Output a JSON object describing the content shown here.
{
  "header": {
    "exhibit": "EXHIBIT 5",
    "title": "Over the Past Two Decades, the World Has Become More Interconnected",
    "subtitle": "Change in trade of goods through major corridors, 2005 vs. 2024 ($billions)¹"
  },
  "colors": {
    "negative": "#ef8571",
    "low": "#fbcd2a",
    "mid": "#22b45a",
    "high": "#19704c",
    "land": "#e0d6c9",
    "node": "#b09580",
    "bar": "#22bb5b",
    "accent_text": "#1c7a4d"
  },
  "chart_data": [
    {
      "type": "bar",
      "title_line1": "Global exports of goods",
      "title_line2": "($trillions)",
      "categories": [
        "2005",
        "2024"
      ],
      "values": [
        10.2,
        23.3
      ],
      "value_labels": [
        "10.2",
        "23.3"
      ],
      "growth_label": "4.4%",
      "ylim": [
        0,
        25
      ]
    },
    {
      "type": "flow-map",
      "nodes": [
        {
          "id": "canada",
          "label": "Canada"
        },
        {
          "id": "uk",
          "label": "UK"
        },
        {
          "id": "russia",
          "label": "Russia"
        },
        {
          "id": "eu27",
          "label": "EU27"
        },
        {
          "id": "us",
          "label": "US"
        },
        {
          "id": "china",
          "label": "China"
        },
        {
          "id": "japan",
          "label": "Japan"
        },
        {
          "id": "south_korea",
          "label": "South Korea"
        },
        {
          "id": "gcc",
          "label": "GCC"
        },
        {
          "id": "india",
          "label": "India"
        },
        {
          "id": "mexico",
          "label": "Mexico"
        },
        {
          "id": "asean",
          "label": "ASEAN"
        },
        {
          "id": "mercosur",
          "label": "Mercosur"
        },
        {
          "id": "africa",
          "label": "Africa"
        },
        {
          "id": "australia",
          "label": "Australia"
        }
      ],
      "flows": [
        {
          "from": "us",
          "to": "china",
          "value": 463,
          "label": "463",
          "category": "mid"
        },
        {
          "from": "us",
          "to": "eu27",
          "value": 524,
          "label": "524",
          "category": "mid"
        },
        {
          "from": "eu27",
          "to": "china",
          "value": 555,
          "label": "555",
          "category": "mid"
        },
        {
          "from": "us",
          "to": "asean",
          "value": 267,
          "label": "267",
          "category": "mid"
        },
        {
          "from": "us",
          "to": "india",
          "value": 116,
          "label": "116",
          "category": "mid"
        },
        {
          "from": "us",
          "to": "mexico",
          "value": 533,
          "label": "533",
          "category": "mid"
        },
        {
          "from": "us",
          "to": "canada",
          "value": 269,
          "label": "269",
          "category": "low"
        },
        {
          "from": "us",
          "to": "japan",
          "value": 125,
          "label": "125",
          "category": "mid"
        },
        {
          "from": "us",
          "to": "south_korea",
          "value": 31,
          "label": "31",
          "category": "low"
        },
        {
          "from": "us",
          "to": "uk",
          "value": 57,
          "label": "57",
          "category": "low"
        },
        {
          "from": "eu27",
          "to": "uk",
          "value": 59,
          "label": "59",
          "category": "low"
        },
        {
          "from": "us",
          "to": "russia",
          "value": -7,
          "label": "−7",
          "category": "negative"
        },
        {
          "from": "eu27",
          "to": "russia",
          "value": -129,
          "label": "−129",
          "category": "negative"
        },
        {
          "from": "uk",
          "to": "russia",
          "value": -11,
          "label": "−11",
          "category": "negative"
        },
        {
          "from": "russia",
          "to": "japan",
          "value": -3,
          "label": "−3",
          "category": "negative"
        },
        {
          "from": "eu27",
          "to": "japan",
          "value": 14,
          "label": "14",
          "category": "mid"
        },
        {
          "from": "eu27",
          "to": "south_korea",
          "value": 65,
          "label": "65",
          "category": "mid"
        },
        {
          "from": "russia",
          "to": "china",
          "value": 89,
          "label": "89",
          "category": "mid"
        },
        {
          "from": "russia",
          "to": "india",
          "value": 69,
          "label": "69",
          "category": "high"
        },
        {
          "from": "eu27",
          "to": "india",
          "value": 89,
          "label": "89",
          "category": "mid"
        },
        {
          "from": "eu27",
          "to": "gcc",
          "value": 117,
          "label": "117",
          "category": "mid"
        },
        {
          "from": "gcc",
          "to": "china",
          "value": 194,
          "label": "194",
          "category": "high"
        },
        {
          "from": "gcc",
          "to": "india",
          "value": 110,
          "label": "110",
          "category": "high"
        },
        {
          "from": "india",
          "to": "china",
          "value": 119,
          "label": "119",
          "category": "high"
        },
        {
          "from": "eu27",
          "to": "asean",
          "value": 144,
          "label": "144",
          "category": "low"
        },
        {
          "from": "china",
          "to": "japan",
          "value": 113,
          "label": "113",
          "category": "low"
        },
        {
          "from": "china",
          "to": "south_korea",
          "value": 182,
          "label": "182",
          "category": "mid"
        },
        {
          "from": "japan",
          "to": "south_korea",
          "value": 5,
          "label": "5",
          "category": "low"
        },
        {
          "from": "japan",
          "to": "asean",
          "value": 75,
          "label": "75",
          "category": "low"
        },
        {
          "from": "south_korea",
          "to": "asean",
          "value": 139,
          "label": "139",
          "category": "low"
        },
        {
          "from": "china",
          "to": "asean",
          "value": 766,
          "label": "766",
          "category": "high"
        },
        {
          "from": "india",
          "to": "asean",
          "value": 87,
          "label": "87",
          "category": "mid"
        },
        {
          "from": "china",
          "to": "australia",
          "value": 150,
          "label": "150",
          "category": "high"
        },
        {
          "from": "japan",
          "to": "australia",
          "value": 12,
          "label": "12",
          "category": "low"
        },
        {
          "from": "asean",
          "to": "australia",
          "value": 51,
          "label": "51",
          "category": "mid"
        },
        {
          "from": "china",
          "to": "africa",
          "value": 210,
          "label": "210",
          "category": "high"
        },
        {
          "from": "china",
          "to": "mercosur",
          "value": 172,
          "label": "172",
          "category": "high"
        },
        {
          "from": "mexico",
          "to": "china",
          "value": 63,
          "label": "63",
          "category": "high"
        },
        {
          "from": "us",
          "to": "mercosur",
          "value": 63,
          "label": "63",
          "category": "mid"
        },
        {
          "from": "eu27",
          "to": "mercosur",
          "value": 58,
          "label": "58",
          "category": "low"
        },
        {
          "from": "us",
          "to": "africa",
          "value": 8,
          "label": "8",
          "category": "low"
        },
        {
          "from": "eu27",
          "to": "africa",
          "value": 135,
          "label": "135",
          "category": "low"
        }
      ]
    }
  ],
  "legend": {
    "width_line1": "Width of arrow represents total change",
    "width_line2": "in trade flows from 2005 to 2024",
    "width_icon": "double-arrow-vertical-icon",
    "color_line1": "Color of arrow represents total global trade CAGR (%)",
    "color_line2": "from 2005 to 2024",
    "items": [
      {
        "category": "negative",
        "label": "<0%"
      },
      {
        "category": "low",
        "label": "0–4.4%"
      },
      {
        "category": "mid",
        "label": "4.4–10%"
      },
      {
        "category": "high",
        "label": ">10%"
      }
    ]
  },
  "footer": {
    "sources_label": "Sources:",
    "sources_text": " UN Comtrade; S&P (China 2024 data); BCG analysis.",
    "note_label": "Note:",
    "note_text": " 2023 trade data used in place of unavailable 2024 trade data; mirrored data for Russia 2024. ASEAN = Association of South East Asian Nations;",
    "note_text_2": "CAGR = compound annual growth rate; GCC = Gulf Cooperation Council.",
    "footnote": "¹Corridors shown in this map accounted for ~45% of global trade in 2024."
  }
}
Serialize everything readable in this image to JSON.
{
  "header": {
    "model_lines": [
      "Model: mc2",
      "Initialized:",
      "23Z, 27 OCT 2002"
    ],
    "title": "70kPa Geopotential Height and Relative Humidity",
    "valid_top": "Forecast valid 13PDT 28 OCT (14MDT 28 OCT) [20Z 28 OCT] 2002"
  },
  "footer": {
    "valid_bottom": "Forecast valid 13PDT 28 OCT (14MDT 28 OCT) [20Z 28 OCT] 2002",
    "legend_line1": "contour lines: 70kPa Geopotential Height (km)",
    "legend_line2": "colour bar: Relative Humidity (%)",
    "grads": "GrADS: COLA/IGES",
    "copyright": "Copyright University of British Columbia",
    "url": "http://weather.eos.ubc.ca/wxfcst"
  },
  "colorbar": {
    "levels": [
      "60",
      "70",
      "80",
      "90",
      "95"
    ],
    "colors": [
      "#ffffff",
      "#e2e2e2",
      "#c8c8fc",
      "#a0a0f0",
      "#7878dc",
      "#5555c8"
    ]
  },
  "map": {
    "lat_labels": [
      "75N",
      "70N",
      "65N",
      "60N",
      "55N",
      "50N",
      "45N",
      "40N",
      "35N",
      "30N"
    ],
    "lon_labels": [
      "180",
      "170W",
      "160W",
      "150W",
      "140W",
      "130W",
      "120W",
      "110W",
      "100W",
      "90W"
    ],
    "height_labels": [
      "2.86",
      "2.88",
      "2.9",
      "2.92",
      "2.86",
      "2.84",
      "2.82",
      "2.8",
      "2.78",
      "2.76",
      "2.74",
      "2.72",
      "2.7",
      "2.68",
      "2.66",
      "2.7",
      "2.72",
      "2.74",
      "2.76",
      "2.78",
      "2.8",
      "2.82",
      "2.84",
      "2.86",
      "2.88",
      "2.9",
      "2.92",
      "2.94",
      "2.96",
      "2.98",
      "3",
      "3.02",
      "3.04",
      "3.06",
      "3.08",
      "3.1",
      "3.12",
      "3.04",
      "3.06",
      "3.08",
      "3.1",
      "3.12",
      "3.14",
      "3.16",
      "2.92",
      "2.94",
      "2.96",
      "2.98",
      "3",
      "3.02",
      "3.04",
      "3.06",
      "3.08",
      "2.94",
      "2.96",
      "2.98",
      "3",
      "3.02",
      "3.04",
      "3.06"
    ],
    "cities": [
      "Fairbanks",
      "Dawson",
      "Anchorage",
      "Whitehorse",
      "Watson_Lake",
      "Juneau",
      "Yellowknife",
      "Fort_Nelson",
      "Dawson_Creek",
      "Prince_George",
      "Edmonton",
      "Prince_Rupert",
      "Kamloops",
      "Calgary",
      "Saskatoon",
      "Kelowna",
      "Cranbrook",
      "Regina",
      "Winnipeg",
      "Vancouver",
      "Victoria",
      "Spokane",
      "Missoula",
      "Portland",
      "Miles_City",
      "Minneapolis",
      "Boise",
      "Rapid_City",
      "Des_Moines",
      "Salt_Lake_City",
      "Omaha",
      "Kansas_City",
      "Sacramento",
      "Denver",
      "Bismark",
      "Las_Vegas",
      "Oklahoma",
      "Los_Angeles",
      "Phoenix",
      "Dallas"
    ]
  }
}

**Problem statement**
From the records above, how many lines include the word "flows"? Only the number is wanted.

**Answer below**
2